### Quoted text
◇ ◇ ◇ ◇ ◇ ◇ ◇

Then there are the increasingly frequent reports of unrest and rioting. Frightening numbers of people – often in the tens of thousands – with their complaints.
After six decades of communist rule, there is much for the government to worry about.
They need to watch the mass migration of farmers who have deserted their lands to find work in the city.
There is the corruption, which many ordinary Chinese tell us is getting worse, not better.
It is a story of transformation in often too little time. For every miracle or success story, there is a counter example amongst the disenfranchised.
Growing pains
China’s rise is a complex story and often contradictory – a hallmark of the growing pains of this new world power.
The one thing that rose above all the din of contradiction, the one thing most Chinese can all agree on, is that life is better today than in the past.
On the road for our Long March series of reports, retracing a key episode in the communist’s rise to power, this is what the Chinese we met told us.
The founding of the People’s Republic on October 1, 1949 brought an end to a bitter civil war between Mao’s communists and the nationalist Kuomintang, led by Chiang Kai-shek.
The communist’s struggle has become the stuff of lore, particularly the epic Long March. Its importance is still emphasized every day.
Turn on the TV and you will almost always come across a documentary replaying the black and white footage from the 1930s and 40s: The Red Army fighting the Japanese, the Red Army fighting the Kuomintang, communist cadres talking to the people, Mao Zedong speaking to farmers.
But, the documentaries will tell you, there was no greater historic event than the Long March.
Spreading the message
The Chinese call it “the walk that lasted 25,000 li”, that is 12,500 kilometres.
No one can confirm the actual distance of the march, but it did take two years and killed about nine out of 10 participants.
It was a military retreat from their civil war opponents, and by most circumstances would have been considered a defeat.
But it allowed the communists to spread their message across a huge swathe of China, where they won the support of the peasantry – which was, and still is, the largest demographic in the country.
It was on the backs of the farmers then, that Mao’s communists rose to power.
We started our trip in Jiangxi Province where the communists declared the Chinese Soviet.
This was their own republic, their little world where they would experiment with what they had read in books, in theory, and now implement them in real life.
But the communists did not end up spending too much time here. They would abandon their Soviet, routed by the Kuomintang army, so beginning their Long March.
Today, the town of Ruijin is as comparatively quiet as it had been back then.

◇ ◇ ◇ ◇ ◇ ◇ ◇

### Data shown
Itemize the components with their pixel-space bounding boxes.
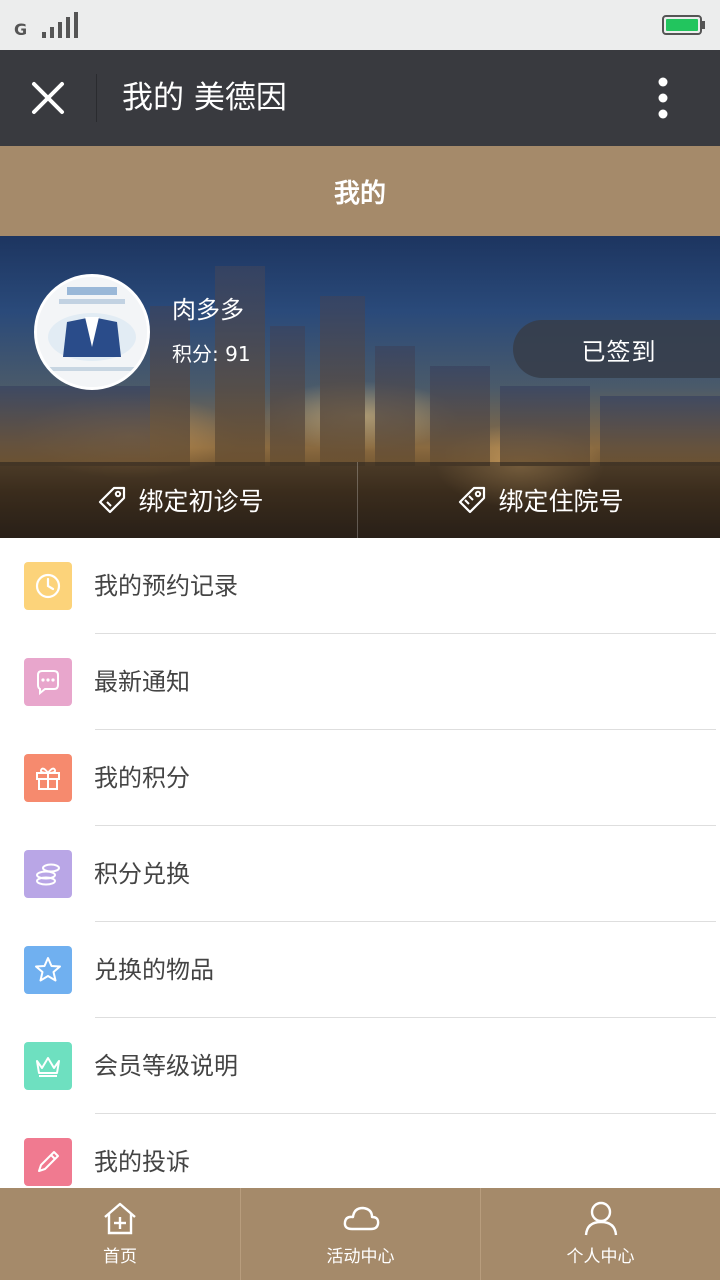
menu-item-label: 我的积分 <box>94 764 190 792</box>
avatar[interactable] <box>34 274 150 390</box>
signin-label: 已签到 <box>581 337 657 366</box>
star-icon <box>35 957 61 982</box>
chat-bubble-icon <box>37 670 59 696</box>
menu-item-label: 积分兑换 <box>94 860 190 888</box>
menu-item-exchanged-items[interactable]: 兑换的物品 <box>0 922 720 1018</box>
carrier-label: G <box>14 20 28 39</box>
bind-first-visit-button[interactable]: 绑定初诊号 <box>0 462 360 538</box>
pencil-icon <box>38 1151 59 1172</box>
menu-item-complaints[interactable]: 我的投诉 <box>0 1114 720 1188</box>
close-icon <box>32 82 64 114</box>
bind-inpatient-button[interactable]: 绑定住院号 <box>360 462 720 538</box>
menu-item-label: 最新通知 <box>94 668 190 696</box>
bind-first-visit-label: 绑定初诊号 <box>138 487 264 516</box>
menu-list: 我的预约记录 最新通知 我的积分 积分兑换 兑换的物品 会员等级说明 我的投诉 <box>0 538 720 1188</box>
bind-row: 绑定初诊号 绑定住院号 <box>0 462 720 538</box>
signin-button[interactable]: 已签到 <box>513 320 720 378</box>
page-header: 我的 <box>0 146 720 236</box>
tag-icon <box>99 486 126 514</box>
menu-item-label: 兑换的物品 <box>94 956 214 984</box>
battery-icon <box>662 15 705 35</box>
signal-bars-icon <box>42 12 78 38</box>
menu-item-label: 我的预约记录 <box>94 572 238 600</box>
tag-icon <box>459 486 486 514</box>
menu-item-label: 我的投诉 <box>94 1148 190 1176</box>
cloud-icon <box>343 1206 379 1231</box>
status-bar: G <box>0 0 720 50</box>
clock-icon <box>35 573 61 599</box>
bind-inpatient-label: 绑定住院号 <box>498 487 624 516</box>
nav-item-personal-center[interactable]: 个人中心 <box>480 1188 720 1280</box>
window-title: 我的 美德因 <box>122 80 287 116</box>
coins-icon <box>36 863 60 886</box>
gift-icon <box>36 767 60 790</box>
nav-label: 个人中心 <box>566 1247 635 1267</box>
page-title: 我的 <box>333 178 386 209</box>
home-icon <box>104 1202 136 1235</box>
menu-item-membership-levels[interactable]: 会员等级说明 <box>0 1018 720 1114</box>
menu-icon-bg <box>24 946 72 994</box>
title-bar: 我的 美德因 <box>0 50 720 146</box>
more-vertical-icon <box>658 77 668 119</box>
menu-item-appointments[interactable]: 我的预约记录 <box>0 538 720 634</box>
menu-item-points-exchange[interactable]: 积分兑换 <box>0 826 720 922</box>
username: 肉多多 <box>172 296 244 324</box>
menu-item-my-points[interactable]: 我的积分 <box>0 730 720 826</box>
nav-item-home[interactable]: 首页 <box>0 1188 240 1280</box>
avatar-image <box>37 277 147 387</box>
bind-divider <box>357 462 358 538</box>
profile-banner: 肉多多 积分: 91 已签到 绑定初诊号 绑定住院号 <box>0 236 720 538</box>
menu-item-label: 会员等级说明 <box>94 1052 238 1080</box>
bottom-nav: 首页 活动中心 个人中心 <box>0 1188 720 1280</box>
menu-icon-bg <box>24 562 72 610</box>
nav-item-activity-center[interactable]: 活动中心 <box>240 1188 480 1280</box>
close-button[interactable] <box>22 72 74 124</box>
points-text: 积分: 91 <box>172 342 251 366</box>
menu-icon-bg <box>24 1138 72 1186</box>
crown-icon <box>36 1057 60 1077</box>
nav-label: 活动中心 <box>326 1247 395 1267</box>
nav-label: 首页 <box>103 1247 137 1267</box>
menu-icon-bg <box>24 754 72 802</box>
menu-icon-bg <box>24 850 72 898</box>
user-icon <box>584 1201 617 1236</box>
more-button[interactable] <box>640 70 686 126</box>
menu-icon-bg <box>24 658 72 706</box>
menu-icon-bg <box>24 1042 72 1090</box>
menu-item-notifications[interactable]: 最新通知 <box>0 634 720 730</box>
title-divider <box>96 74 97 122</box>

◇ ◇ ◇ ◇ ◇ ◇ ◇

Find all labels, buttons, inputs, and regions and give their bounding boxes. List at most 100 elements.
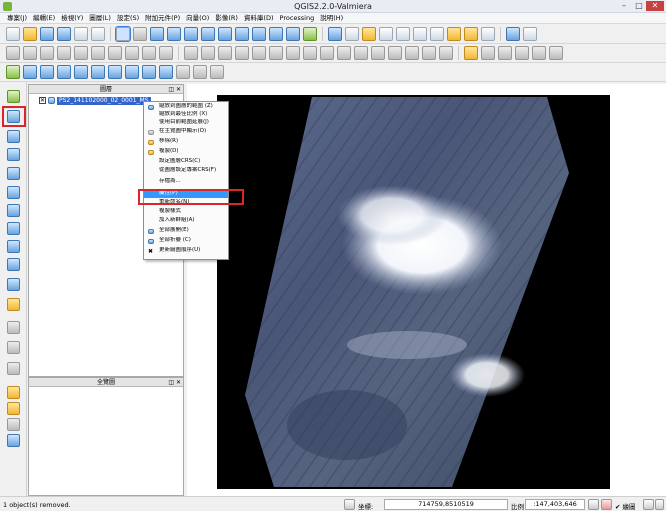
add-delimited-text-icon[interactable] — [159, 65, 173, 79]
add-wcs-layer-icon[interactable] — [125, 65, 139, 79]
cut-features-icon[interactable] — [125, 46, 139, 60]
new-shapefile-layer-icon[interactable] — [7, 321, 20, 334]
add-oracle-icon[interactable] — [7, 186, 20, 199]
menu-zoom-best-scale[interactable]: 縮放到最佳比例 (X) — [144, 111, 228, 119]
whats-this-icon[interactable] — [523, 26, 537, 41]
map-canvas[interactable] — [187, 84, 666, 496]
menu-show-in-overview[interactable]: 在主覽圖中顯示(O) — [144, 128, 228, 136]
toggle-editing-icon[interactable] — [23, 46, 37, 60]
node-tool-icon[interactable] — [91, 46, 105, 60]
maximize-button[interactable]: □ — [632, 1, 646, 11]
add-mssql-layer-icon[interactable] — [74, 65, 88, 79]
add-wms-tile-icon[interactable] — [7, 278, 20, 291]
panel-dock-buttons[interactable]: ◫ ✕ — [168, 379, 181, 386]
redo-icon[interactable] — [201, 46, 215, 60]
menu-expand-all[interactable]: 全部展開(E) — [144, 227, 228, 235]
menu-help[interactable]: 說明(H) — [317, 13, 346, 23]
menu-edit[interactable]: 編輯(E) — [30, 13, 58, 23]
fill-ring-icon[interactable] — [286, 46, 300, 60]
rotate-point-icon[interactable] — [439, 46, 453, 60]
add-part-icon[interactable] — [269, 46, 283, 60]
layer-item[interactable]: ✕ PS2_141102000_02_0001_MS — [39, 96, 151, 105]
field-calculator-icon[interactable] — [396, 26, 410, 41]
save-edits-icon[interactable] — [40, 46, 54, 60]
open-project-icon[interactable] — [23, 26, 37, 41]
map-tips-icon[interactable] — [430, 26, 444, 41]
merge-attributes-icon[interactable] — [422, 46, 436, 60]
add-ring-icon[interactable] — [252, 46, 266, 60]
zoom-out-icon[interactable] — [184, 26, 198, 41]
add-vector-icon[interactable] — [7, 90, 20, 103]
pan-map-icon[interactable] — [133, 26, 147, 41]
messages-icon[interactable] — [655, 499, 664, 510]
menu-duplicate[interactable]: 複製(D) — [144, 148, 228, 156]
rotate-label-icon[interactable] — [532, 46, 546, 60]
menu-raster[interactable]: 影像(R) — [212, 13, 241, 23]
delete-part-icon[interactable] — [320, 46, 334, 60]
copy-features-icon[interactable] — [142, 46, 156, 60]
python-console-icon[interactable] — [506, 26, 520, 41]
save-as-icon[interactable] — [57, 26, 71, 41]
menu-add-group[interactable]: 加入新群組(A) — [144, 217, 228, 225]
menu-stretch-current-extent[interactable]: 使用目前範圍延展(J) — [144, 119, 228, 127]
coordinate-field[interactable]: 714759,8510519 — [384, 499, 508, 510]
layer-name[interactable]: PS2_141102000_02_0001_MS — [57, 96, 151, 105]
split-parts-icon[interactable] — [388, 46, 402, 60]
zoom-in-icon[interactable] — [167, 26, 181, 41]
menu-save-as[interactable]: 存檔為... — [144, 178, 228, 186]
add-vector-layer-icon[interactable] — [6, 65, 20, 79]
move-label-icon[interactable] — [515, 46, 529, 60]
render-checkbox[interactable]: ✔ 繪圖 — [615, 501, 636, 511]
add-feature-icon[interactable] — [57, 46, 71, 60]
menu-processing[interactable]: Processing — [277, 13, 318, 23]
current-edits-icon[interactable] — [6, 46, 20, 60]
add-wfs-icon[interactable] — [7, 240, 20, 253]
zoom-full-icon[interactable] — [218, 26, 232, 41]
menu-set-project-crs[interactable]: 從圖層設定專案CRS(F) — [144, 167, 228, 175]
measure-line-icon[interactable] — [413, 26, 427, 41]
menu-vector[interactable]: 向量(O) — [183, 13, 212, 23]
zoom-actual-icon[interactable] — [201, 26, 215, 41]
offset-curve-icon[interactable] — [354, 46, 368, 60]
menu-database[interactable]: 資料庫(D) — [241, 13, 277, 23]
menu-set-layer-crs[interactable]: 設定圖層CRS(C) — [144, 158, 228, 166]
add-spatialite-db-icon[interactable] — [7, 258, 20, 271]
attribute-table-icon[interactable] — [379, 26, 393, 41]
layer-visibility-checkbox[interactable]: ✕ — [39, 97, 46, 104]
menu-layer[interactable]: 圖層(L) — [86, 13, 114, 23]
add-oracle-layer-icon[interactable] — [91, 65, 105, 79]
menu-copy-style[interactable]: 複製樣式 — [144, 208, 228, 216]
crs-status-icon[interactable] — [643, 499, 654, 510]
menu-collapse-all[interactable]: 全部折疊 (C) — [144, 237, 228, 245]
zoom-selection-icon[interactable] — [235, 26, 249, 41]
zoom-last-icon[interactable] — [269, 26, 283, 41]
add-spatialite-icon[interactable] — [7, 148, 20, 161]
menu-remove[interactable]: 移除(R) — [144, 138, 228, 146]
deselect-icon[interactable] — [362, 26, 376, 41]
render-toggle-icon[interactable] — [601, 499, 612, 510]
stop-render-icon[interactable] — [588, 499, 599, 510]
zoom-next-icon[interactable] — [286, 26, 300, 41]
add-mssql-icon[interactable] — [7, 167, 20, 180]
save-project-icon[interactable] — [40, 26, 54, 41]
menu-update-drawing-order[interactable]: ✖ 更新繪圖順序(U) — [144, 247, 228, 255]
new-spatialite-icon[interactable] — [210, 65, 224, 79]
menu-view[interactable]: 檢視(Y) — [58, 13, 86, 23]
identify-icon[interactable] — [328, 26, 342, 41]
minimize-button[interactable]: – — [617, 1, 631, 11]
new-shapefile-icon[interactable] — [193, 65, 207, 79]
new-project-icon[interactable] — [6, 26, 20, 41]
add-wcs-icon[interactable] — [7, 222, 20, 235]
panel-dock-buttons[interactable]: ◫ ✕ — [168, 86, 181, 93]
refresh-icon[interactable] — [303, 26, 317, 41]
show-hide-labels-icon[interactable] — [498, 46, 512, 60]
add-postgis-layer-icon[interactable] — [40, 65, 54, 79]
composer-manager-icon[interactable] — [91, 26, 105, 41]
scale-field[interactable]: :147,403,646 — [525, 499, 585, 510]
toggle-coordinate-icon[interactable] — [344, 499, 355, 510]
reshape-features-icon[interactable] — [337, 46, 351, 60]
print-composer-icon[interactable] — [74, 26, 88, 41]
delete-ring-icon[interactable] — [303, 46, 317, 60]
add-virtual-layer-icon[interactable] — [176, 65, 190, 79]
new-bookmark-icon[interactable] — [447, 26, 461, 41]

◇ ◇ ◇ ◇ ◇ ◇ ◇

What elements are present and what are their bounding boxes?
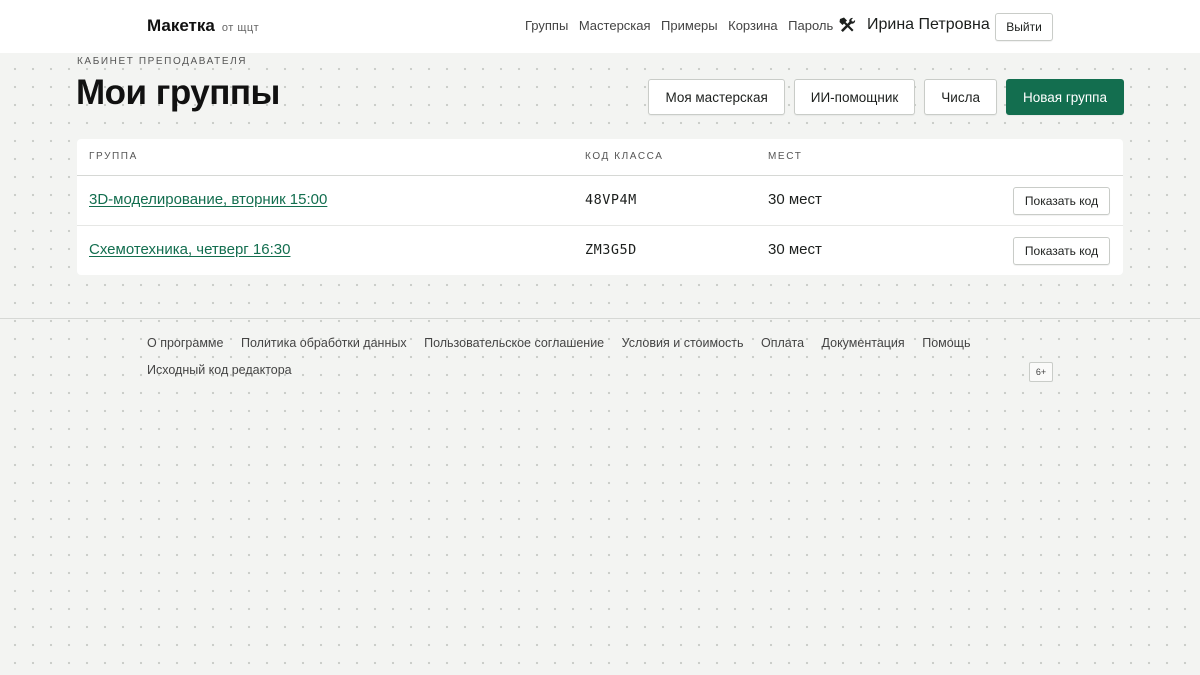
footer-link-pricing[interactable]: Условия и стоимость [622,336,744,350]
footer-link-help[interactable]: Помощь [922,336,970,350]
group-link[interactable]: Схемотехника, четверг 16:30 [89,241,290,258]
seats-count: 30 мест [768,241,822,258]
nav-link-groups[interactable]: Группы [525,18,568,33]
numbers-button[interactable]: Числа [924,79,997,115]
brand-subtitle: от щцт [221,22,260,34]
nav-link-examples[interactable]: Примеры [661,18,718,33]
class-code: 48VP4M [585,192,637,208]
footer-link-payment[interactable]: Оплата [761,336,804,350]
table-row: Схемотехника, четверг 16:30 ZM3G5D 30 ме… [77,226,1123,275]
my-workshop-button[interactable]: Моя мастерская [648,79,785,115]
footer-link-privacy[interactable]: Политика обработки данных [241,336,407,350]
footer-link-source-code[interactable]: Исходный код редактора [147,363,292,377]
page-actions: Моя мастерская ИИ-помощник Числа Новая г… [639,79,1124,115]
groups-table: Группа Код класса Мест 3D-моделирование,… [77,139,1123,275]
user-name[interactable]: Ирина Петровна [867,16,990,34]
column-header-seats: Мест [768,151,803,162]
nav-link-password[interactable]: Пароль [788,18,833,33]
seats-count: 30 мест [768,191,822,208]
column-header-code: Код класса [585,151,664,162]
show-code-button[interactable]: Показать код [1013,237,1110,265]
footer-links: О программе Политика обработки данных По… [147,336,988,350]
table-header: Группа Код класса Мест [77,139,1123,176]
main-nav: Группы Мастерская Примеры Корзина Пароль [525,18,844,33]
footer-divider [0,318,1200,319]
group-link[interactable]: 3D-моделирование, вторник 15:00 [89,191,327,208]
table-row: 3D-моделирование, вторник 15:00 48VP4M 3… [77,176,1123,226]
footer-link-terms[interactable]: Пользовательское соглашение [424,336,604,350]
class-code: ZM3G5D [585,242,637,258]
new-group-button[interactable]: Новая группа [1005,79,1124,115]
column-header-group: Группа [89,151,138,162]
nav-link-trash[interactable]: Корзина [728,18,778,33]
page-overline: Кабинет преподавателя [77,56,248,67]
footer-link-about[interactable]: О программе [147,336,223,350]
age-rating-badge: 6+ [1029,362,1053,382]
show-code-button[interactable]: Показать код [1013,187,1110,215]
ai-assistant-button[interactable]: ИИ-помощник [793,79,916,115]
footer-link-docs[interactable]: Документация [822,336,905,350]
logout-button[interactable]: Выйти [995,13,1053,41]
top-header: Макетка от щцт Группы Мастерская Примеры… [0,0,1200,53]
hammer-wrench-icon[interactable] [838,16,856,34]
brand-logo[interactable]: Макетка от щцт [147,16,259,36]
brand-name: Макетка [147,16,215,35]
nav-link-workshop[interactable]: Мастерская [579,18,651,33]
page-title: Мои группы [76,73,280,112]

◇ ◇ ◇ ◇ ◇ ◇ ◇

### What you will do
A – According to the Long March report above, about what share of the march's participants were killed?
B – Please carry on the Long March report from its last sentence, about the town of Ruijin, and not the data.

### Expected results
A – About nine out of 10 participants.

B –
We stopped by Liang Chong Deng’s family. They have always been here, generation after generation. But now, Liang told us, he is not sure how much longer the family will stay on the land.
His son and daughter, he tells us, are not farmers but work in the city. They would not know how to grow anything if they ever returned to their plot of land.
Our next stop retracing the march was Sichuan province, in China’s southwest.
By the time the Red Army reached here, half the soldiers were gone, from death, desertion or illness.
Much of Sichuan is mountainous, deeply forested and even today access is often difficult.
Years ago, the Red Army soldiers would have gone through on nothing but shoes made of straw, or barefoot, in bedraggled uniforms, hacking their way through unmarked territory.
Today, Sichuan is a major tourist area, widely known as the home of that great Chinese icon, the giant panda.
But it would have been hard for any Red Army soldier to imagine it as a friendly place.
The tribes in the area – Tibetans and a minority group known as the Yi – used to doggedly ambush the line of marchers.
Unrest
Today, Sichuan still has large Yi and Tibetan populations, but the dynamic is a very different one than that from history.
It would be difficult to recognize someone from the Yi minority – they speak Chinese like everyone else. The Tibetans are easier to identify, many of them with their prayer beads.
When Mao set out to defeat the Kuomintang, he said he also hoped to unify the country – and that meant including these so-called ethnic minorities.
Most, like the Yi, have integrated into greater China relatively easily. But the Tibetans, as we saw in the recent outbreaks of unrest, remain deeply disenchanted with Chinese rule.
Other ethnic riots earlier this year in the western region of Xinjiang, home to Muslim Uighurs, revealed that, after 60 years of communist rule, some of the most entrenched obstacles to uniting China’s people remain untackled.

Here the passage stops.